What the exercise asks
All of the data must be printed exactly; please include every line.

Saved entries
++++++++
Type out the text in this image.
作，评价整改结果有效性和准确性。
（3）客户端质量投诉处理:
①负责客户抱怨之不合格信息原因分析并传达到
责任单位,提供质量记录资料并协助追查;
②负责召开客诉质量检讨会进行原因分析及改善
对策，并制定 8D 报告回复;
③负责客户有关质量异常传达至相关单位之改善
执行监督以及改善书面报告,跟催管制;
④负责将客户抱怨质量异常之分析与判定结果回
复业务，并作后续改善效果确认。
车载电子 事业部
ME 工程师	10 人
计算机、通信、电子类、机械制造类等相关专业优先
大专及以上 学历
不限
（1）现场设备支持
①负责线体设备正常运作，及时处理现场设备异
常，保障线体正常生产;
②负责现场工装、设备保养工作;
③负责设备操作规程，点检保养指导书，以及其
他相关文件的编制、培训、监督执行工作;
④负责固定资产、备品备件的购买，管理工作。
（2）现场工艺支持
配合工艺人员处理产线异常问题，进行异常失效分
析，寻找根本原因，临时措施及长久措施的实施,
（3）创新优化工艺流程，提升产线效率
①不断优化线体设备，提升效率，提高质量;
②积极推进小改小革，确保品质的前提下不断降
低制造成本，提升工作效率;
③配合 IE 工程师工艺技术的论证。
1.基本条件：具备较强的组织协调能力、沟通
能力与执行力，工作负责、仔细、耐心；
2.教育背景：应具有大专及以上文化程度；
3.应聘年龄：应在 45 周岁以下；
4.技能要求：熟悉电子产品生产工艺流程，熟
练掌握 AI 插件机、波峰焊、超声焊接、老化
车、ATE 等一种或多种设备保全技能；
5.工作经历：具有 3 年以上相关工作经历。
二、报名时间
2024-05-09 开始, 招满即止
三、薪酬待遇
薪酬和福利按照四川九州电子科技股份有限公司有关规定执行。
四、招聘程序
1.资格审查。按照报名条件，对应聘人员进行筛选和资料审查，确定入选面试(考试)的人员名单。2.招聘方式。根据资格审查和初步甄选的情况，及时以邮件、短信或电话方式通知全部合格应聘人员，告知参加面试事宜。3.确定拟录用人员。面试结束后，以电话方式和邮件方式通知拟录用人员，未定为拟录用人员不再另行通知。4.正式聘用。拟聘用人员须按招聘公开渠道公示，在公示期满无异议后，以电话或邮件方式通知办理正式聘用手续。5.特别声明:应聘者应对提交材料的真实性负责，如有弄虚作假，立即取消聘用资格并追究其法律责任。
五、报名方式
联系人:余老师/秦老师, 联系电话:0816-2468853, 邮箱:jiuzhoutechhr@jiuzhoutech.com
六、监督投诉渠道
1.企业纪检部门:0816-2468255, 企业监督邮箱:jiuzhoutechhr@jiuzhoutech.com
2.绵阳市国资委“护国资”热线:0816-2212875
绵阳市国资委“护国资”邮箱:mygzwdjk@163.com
++++++++
Solution
Type out the text in this image.
作，评价整改结果有效性和准确性。
（3）客户端质量投诉处理:
①负责客户抱怨之不合格信息原因分析并传达到
责任单位,提供质量记录资料并协助追查;
②负责召开客诉质量检讨会进行原因分析及改善
对策，并制定 8D 报告回复;
③负责客户有关质量异常传达至相关单位之改善
执行监督以及改善书面报告,跟催管制;
④负责将客户抱怨质量异常之分析与判定结果回
复业务，并作后续改善效果确认。
车载电子 事业部
ME 工程师	10 人
计算机、通信、电子类、机械制造类等相关专业优先
大专及以上 学历
不限
（1）现场设备支持
①负责线体设备正常运作，及时处理现场设备异
常，保障线体正常生产;
②负责现场工装、设备保养工作;
③负责设备操作规程，点检保养指导书，以及其
他相关文件的编制、培训、监督执行工作;
④负责固定资产、备品备件的购买，管理工作。
（2）现场工艺支持
配合工艺人员处理产线异常问题，进行异常失效分
析，寻找根本原因，临时措施及长久措施的实施,
（3）创新优化工艺流程，提升产线效率
①不断优化线体设备，提升效率，提高质量;
②积极推进小改小革，确保品质的前提下不断降
低制造成本，提升工作效率;
③配合 IE 工程师工艺技术的论证。
1.基本条件：具备较强的组织协调能力、沟通
能力与执行力，工作负责、仔细、耐心；
2.教育背景：应具有大专及以上文化程度；
3.应聘年龄：应在 45 周岁以下；
4.技能要求：熟悉电子产品生产工艺流程，熟
练掌握 AI 插件机、波峰焊、超声焊接、老化
车、ATE 等一种或多种设备保全技能；
5.工作经历：具有 3 年以上相关工作经历。
二、报名时间
2024-05-09 开始, 招满即止
三、薪酬待遇
薪酬和福利按照四川九州电子科技股份有限公司有关规定执行。
四、招聘程序
1.资格审查。按照报名条件，对应聘人员进行筛选和资料审查，确定入选面试(考试)的人员名单。2.招聘方式。根据资格审查和初步甄选的情况，及时以邮件、短信或电话方式通知全部合格应聘人员，告知参加面试事宜。3.确定拟录用人员。面试结束后，以电话方式和邮件方式通知拟录用人员，未定为拟录用人员不再另行通知。4.正式聘用。拟聘用人员须按招聘公开渠道公示，在公示期满无异议后，以电话或邮件方式通知办理正式聘用手续。5.特别声明:应聘者应对提交材料的真实性负责，如有弄虚作假，立即取消聘用资格并追究其法律责任。
五、报名方式
联系人:余老师/秦老师, 联系电话:0816-2468853, 邮箱:jiuzhoutechhr@jiuzhoutech.com
六、监督投诉渠道
1.企业纪检部门:0816-2468255, 企业监督邮箱:jiuzhoutechhr@jiuzhoutech.com
2.绵阳市国资委“护国资”热线:0816-2212875
绵阳市国资委“护国资”邮箱:mygzwdjk@163.com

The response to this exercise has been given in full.